■ GIVEN REQUEST
Select the lines of the records containing the word "Percent" and list them.

═════ WORKING DATA ═════

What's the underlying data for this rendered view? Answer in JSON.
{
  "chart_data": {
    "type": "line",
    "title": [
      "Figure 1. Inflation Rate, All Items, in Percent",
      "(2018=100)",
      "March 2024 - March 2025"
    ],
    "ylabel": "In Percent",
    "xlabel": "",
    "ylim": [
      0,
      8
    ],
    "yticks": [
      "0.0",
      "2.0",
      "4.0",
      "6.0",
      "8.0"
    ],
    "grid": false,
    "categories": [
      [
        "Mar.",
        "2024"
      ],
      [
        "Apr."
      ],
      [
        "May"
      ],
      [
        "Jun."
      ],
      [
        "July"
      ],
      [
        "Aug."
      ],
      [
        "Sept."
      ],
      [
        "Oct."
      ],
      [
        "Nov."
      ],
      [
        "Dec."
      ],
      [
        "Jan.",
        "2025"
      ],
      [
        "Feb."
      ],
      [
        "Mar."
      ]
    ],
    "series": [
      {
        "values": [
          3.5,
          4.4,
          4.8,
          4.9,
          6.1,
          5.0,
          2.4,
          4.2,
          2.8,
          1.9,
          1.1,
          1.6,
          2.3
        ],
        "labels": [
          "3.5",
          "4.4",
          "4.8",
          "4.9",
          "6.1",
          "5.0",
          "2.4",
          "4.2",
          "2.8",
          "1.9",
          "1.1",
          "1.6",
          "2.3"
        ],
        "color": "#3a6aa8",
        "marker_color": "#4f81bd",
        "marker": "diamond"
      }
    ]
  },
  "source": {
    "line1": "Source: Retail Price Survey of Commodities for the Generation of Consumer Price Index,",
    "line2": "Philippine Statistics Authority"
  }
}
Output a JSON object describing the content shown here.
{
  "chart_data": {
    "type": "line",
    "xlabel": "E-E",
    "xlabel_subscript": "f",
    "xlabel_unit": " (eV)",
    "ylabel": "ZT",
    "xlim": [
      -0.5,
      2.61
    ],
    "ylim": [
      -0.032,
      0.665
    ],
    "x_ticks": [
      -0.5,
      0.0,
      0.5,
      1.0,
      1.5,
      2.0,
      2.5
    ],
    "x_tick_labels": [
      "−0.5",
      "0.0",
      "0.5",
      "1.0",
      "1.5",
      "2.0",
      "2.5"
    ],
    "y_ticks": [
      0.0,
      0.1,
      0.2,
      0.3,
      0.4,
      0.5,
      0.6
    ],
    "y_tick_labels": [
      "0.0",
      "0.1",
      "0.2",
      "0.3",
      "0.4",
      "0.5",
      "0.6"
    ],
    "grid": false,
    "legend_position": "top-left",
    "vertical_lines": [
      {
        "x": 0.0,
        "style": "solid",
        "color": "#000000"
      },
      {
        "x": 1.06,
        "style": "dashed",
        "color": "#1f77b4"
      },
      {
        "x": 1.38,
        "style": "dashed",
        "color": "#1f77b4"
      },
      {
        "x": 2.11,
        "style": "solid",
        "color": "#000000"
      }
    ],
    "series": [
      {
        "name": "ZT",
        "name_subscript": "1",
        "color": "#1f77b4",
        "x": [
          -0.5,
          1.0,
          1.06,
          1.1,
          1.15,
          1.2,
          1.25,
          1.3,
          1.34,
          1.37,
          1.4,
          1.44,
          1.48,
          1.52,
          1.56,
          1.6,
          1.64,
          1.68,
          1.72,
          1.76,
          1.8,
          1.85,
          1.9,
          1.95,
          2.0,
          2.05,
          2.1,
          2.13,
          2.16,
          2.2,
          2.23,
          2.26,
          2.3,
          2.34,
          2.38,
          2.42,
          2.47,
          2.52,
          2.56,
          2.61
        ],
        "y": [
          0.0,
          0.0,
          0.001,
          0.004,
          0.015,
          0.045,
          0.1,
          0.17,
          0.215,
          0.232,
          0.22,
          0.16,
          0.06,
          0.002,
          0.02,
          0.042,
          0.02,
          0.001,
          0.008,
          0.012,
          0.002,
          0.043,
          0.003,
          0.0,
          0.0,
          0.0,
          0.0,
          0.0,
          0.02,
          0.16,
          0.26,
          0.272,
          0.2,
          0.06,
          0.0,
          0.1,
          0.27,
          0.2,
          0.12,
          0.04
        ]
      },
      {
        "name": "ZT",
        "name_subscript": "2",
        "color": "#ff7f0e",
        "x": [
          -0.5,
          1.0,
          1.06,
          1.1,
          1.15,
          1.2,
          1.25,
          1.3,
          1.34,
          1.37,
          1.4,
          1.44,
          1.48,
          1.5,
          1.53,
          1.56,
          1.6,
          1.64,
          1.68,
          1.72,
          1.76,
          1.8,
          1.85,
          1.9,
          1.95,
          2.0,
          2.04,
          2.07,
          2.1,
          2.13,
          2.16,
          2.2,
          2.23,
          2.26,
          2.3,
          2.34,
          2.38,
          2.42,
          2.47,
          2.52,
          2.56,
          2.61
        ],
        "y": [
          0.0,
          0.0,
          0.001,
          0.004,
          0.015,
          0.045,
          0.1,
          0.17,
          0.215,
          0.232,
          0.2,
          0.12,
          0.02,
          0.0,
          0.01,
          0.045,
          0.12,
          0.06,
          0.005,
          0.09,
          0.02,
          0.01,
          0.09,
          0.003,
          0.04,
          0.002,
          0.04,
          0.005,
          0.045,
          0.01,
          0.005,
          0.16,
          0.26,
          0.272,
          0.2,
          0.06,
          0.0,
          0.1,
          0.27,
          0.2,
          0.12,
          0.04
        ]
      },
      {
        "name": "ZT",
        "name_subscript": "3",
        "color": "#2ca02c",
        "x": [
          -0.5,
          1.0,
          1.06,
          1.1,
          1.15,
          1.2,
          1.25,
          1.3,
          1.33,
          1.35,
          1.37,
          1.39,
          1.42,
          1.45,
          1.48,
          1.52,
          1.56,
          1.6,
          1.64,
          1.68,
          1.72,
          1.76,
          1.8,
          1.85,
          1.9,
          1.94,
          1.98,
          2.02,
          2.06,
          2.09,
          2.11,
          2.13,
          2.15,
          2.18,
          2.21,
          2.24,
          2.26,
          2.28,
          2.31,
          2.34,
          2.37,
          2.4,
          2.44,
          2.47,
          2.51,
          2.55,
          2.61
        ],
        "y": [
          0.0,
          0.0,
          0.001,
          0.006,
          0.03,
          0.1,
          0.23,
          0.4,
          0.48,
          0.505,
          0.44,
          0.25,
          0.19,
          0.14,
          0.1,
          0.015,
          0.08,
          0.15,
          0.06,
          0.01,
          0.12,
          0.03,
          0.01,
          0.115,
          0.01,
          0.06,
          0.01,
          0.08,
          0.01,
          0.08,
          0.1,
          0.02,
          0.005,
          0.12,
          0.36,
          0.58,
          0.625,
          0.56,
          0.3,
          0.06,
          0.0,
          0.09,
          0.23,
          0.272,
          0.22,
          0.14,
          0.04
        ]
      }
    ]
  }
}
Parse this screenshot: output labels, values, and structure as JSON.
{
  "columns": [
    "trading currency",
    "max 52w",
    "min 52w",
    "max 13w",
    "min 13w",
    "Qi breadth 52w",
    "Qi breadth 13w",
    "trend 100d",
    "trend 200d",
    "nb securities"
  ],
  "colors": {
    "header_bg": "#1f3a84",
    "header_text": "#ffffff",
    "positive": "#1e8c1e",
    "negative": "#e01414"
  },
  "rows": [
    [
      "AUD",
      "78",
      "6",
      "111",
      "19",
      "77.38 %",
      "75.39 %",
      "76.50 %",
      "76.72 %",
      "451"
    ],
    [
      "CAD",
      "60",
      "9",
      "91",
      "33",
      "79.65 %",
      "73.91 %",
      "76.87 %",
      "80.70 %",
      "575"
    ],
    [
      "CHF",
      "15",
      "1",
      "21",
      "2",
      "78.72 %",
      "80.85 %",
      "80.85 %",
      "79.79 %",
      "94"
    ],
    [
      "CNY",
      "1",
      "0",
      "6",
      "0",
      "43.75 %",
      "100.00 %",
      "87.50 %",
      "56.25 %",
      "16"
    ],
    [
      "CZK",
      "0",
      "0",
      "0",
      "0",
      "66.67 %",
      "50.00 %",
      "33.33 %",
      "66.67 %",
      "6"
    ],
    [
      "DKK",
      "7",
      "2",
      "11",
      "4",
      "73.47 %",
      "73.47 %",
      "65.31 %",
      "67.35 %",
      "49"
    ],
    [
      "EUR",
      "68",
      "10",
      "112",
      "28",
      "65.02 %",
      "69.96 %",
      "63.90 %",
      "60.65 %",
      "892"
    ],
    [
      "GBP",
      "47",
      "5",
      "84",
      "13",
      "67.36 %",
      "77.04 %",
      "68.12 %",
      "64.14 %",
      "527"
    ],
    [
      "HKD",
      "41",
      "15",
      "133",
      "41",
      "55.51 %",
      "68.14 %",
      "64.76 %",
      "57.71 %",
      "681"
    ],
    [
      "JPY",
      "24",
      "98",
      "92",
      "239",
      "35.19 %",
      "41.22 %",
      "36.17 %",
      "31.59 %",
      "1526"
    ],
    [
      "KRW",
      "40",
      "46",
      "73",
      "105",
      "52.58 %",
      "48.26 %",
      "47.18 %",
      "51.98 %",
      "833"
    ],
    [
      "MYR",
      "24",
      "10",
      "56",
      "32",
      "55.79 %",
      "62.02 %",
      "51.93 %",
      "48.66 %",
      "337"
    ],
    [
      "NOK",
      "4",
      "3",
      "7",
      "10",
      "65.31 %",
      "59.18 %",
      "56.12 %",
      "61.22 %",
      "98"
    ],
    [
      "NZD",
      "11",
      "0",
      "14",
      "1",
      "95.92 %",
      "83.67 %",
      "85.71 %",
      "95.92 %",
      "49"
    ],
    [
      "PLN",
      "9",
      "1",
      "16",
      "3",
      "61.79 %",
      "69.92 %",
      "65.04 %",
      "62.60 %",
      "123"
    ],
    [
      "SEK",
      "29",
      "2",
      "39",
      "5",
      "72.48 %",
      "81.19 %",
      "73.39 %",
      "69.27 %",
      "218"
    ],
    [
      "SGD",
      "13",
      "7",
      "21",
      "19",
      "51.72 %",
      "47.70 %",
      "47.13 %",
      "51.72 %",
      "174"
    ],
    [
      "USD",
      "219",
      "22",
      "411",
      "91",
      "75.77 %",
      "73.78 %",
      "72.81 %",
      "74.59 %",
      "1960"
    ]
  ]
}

═════

■ EXPECTED ANSWER
      "Figure 1. Inflation Rate, All Items, in Percent",
    "ylabel": "In Percent",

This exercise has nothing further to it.